Booking.com imposes its own rules for online distribution across Europe
Brussels, 30 June 2015 – Last week Booking.com informed its hotel partners across Europe via e-mail that it would maintain rate and conditions parity with respect to the hotel websites, despite having already received a clear warning in Germany that parity clauses are anticompetitive and despite the recent developments in France setting the basis for a complete ban of price parity clauses by law. The new terms of Booking.com come into force on 1 July 2015 unless the hotel opposes to them.
As expressed by the European hotel industry at several previous occasions, this step of the rolling out of the conditions similar to as agreed with the French, Italian and Swedish competition authorities (and which are appealed at the court already) does not provide for a solution in restoring the entrepreneurial freedom of hoteliers of setting prices and conditions freely. With the current move, Booking.com rather (mis)uses its market power to set the conditions on the market and to hold back or at least to put an additional hurdle to competition authorities across Europe to exercise an in-depth investigation of parity clauses applied.
Moreover, the new conditions, as sent to hoteliers in Europe, differ from those commitments accepted by the 3 competition authorities (being still subject to appeals), as these conditions do not explicitly cover ‘Availability parity’ as in the ‘formal’ commitments.
---*---
◆ Stated problem
Copy the text on Booking.com's parity terms word for word, from "Booking.com imposes its" up to and including "opposes to them.".

◆ Collected material
---*---
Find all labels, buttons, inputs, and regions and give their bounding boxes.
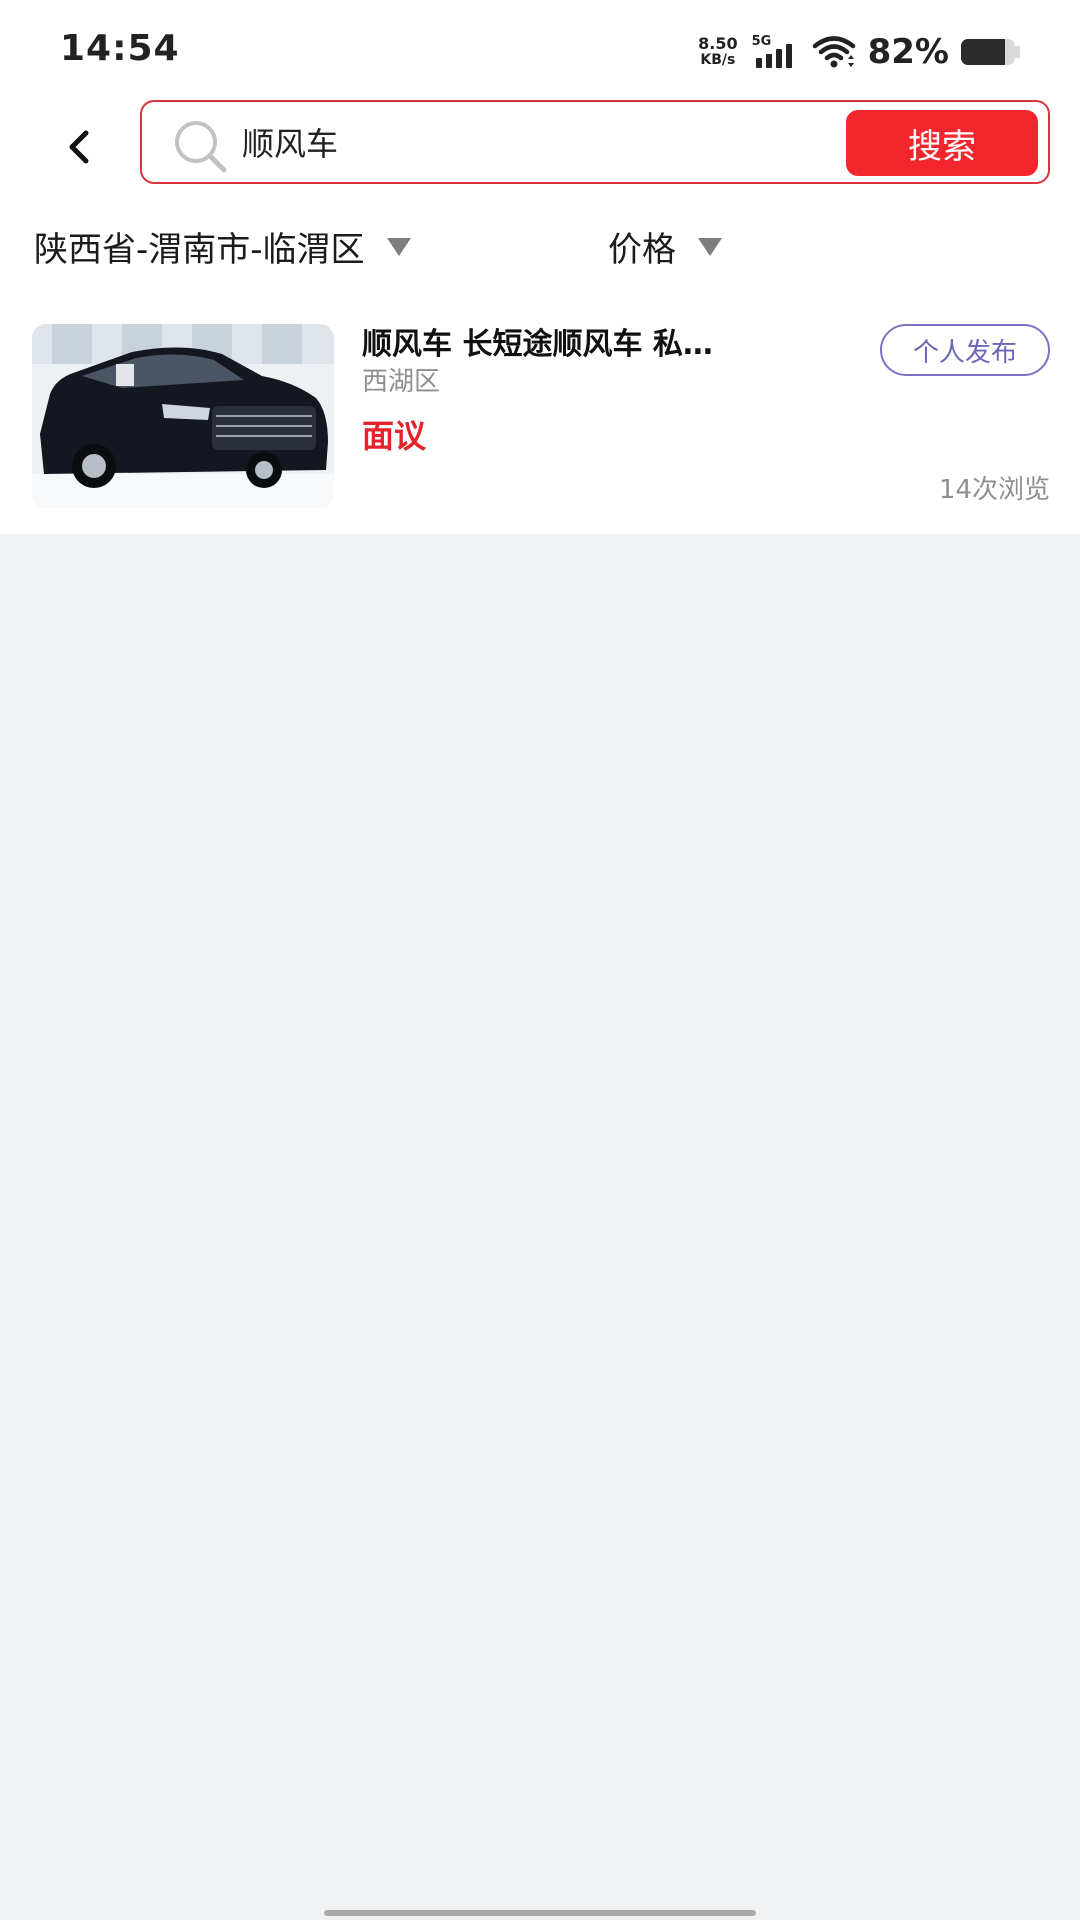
---*---
◆ Written answer
Booking.com imposes its own rules for online distribution across Europe
Brussels, 30 June 2015 – Last week Booking.com informed its hotel partners across Europe via e-mail that it would maintain rate and conditions parity with respect to the hotel websites, despite having already received a clear warning in Germany that parity clauses are anticompetitive and despite the recent developments in France setting the basis for a complete ban of price parity clauses by law. The new terms of Booking.com come into force on 1 July 2015 unless the hotel opposes to them.